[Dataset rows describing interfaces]
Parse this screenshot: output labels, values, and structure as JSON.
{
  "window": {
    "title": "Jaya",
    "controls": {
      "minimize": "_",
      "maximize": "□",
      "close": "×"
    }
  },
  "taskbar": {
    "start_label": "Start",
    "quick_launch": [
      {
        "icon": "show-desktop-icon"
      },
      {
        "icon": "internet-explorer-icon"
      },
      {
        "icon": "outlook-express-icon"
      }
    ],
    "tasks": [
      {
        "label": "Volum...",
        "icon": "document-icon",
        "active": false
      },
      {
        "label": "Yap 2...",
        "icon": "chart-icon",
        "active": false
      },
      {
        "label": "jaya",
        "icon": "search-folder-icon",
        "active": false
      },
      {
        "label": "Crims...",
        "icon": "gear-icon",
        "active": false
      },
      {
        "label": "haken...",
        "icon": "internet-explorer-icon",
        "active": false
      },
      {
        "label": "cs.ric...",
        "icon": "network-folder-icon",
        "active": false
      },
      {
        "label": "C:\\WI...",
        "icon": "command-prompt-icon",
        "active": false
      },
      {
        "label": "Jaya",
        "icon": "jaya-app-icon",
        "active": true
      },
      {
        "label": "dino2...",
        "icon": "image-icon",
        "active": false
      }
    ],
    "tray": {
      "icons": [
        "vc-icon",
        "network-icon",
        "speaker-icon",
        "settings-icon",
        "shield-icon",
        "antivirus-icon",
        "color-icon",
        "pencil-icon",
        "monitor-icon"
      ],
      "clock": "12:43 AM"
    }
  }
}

▶ **AIM OF THE TASK**:
Which lines above hold the string "explorer"? Copy every one of them.

▶ **RESPONSE TO THIS EXERCISE**:
        "icon": "internet-explorer-icon"
        "icon": "internet-explorer-icon",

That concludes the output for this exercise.